This is the mail archive of the
gcc-patches@gcc.gnu.org
mailing list for the GCC project.
Re: [PATCH] RFC: On-demand locations within string-literals
- From: David Malcolm <dmalcolm at redhat dot com>
- To: gcc-patches at gcc dot gnu dot org
- Date: Wed, 20 Jul 2016 15:38:23 -0400
- Subject: Re: [PATCH] RFC: On-demand locations within string-literals
- Authentication-results: sourceware.org; auth=none
- References: <1468014566-40305-1-git-send-email-dmalcolm@redhat.com>
On Fri, 2016-07-08 at 17:49 -0400, David Malcolm wrote:
[...]
> Also, this patch currently makes the assumption (in charset.c)
> that there's a 1:1 correspondence between bytes in the source
> character set and bytes in the execution character set. This can
> be the case if both are, say, UTF-8, but might not hold in
> general.
>
> The source char set is UTF-8 or UTF-EBCDIC, and safe-ctype.c has:
>
> # if HOST_CHARSET == HOST_CHARSET_EBCDIC
> #error "FIXME: write tables for EBCDIC"
>
> so presumably we don't actually have any hosts that supports EBCDIC
> (do we?); as far as I can tell, we only currently support UTF-8
> as the source char set.
>
> Similarly, do we support any targets for which the execution
> character set is *not* UTF-8?
I brought this up in this thread on the gcc mailing list:
"gcc/libcpp: non-UTF-8 source or execution encodings?"
https://gcc.gnu.org/ml/gcc/2016-07/msg00091.html
and in particular:
https://gcc.gnu.org/ml/gcc/2016-07/msg00106.html
it's possible to select the execution char set using at the command
-line for C-family frontends using:
-fexec-charset=
-fwide-exec-charset=
e.g. "-fexec-charset=IBM1047" will give one of the variants of EBCDIC.
Given that the internal interface already has a failure mode, I'm
thinking that a reasonable restriction is to only support locations
within string literals for the case where source character set ==
execution character set, and hence we have "convert_no_conversion" as
the converter. Does that sound sane? (I can write test coverage for
this).
[...]

Extracted material »
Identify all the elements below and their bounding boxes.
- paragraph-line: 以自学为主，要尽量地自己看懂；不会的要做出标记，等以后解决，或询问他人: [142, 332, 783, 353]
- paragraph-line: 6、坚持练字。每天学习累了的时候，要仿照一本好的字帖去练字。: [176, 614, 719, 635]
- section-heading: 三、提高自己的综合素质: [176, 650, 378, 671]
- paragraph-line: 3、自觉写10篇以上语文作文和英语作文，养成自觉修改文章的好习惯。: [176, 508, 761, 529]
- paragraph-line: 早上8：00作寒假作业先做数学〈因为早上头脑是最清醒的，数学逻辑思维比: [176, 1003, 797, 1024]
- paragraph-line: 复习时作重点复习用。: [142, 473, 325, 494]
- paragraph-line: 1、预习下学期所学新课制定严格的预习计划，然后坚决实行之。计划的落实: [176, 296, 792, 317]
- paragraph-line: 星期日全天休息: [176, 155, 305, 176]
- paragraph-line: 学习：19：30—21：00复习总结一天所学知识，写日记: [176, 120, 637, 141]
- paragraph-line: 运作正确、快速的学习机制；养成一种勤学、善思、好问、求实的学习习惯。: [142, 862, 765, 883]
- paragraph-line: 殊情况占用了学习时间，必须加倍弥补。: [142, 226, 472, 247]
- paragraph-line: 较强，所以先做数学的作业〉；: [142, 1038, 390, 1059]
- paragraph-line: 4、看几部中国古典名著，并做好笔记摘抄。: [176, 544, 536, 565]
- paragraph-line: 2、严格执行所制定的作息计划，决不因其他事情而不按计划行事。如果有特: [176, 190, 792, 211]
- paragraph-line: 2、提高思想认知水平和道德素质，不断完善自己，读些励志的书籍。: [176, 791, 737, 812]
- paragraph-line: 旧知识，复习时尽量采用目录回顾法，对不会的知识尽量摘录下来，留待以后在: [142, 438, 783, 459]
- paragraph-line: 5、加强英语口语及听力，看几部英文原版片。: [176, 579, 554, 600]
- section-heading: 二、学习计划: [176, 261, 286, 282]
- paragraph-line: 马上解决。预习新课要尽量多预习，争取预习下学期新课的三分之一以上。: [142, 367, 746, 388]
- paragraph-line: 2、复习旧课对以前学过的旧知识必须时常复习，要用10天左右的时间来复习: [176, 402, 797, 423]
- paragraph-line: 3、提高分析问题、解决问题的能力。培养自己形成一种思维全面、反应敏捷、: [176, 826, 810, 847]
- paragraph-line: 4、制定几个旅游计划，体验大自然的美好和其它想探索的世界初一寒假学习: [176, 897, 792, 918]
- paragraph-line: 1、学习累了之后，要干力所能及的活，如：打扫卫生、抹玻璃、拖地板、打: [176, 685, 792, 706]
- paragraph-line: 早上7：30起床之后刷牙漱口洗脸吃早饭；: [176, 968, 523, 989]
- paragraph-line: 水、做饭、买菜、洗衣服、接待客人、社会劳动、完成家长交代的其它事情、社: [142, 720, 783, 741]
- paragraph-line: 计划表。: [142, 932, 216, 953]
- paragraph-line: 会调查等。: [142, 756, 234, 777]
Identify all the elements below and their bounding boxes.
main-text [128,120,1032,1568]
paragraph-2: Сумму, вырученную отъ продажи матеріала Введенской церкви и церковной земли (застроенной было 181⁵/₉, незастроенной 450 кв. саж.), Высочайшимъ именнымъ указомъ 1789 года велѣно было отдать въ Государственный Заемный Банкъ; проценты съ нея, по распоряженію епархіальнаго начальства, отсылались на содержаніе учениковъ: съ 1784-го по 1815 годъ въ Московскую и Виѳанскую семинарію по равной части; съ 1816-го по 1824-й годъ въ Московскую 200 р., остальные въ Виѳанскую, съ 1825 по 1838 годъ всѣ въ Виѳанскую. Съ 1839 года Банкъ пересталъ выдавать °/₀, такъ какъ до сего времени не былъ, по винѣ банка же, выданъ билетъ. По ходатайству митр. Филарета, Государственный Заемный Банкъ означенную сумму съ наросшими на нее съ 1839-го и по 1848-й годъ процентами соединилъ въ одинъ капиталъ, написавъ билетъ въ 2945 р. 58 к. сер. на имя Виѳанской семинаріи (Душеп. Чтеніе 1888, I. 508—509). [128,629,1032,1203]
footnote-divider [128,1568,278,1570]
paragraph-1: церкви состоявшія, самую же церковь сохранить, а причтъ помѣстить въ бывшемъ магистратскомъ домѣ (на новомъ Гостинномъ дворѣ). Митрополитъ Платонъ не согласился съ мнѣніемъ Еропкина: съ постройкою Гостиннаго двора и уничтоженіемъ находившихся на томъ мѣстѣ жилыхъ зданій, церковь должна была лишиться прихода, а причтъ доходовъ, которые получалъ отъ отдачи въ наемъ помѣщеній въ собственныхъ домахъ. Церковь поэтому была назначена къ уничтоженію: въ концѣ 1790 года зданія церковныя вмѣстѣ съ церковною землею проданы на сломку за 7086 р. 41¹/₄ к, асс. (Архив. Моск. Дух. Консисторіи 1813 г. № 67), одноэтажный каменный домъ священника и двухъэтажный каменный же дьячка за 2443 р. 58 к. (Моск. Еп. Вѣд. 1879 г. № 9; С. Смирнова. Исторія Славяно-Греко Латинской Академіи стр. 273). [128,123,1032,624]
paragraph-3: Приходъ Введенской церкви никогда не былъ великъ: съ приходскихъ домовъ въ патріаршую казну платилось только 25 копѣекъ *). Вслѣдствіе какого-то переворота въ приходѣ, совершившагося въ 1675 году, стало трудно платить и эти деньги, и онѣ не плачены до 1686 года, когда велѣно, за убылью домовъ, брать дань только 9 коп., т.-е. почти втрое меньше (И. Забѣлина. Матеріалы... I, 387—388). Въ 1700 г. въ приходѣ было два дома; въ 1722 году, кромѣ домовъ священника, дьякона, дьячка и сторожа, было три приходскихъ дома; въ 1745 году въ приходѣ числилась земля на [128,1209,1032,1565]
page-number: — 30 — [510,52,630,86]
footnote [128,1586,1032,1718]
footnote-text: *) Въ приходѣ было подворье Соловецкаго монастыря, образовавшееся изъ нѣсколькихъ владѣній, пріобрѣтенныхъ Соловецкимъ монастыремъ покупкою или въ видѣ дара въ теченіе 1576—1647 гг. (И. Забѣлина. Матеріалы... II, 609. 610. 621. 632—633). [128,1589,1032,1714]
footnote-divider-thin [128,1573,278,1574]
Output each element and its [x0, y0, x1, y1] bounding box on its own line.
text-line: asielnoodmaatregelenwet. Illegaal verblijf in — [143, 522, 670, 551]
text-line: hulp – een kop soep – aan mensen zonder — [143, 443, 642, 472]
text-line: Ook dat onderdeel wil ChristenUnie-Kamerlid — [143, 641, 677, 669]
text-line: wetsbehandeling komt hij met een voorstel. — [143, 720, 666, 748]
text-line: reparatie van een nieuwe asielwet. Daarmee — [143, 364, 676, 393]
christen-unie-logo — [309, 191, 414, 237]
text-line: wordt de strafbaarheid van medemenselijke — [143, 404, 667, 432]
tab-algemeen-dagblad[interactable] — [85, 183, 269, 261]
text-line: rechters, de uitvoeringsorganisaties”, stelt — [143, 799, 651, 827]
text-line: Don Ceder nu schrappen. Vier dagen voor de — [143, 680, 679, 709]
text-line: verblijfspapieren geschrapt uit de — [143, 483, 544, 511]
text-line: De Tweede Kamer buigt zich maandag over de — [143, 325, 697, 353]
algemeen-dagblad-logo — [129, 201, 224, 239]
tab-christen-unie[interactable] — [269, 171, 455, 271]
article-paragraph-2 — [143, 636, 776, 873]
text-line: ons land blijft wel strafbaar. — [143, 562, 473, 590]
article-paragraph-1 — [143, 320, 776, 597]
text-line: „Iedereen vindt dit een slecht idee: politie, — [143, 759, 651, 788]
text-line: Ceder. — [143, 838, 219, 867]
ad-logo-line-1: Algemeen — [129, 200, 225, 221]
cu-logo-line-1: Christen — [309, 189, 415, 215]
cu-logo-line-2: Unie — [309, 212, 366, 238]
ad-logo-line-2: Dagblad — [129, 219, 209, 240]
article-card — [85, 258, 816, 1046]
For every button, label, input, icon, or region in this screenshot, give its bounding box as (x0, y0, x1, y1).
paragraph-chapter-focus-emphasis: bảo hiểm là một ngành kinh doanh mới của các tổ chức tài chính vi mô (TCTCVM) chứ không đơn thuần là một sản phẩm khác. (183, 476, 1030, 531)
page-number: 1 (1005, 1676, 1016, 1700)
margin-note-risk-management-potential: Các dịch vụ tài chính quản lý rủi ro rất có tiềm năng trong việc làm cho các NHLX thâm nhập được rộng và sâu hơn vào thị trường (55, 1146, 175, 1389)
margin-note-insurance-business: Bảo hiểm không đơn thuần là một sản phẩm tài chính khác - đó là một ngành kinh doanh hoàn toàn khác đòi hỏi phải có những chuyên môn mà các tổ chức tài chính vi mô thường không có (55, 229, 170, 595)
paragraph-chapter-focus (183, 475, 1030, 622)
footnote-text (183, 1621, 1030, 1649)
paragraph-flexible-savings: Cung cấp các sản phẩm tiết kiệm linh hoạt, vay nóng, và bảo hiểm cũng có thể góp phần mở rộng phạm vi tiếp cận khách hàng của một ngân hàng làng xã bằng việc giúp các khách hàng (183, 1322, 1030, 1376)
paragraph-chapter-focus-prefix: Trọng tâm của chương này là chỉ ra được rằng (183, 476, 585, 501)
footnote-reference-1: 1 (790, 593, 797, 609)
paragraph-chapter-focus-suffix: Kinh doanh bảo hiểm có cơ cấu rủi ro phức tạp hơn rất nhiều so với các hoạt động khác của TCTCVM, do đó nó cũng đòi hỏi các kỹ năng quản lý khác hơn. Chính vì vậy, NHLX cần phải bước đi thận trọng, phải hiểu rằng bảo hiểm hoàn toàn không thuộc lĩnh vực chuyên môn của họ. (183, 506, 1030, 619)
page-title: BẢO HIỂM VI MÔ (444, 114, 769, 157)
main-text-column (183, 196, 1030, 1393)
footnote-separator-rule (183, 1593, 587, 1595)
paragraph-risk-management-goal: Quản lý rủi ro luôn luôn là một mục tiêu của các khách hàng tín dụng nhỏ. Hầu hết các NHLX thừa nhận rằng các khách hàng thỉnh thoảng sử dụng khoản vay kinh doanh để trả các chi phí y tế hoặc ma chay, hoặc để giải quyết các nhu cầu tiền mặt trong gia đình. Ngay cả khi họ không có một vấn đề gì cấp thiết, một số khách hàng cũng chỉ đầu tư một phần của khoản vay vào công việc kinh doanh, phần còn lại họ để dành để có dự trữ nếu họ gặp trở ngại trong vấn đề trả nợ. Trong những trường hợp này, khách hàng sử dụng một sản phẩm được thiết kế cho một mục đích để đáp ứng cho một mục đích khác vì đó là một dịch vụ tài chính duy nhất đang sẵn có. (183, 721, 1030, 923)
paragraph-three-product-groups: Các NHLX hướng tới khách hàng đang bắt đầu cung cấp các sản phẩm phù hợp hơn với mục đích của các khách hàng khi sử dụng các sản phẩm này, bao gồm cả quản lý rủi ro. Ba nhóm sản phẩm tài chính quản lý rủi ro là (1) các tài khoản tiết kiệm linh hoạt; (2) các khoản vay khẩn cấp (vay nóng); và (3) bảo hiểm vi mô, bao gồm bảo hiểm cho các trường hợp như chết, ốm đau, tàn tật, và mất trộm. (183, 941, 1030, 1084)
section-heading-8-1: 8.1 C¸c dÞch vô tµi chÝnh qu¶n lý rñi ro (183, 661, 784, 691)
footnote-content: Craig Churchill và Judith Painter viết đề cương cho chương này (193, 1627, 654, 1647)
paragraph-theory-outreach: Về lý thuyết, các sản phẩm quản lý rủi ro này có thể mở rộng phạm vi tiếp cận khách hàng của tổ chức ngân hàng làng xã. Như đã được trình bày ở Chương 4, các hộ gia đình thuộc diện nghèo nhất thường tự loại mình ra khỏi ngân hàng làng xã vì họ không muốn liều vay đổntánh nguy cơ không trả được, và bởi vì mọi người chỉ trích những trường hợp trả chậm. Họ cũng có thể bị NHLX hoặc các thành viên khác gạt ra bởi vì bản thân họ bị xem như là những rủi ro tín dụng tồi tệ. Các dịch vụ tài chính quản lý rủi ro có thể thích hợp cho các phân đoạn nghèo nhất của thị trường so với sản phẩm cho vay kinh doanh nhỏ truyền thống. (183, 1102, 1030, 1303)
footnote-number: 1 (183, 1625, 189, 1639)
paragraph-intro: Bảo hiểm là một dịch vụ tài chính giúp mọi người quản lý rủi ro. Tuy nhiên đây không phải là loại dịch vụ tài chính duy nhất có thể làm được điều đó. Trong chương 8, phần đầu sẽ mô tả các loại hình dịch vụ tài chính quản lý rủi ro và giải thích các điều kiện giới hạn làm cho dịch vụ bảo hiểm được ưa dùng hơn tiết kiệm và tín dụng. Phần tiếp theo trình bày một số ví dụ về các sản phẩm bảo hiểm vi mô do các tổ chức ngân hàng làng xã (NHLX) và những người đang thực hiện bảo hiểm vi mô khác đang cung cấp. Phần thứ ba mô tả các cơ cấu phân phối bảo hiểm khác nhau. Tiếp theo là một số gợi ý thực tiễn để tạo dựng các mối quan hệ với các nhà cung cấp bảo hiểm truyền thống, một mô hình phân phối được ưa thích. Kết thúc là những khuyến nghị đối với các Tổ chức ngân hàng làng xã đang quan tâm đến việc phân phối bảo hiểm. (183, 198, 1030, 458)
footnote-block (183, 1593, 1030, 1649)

Set tasks »
**a.** Update the GCC mailing-list post: begin at the words "I brought this", stop after "variants of EBCDIC.", and replace "IBM1047" with "IBM037".
**b.** In the GCC mailing-list post, which converter applies when the source character set equals the execution character set?
**c.** Name every header field that has a leading dash at the top of the GCC mailing-list post.
The data has no connection to the GCC mailing-list post.

Answers by task »
**a.**
I brought this up in this thread on the gcc mailing list:
"gcc/libcpp: non-UTF-8 source or execution encodings?"
https://gcc.gnu.org/ml/gcc/2016-07/msg00091.html
and in particular:
https://gcc.gnu.org/ml/gcc/2016-07/msg00106.html
it's possible to select the execution char set using at the command
-line for C-family frontends using:
-fexec-charset=
-fwide-exec-charset=
e.g. "-fexec-charset=IBM037" will give one of the variants of EBCDIC.

**b.** convert_no_conversion

**c.** From, To, Date, Subject, Authentication-results, References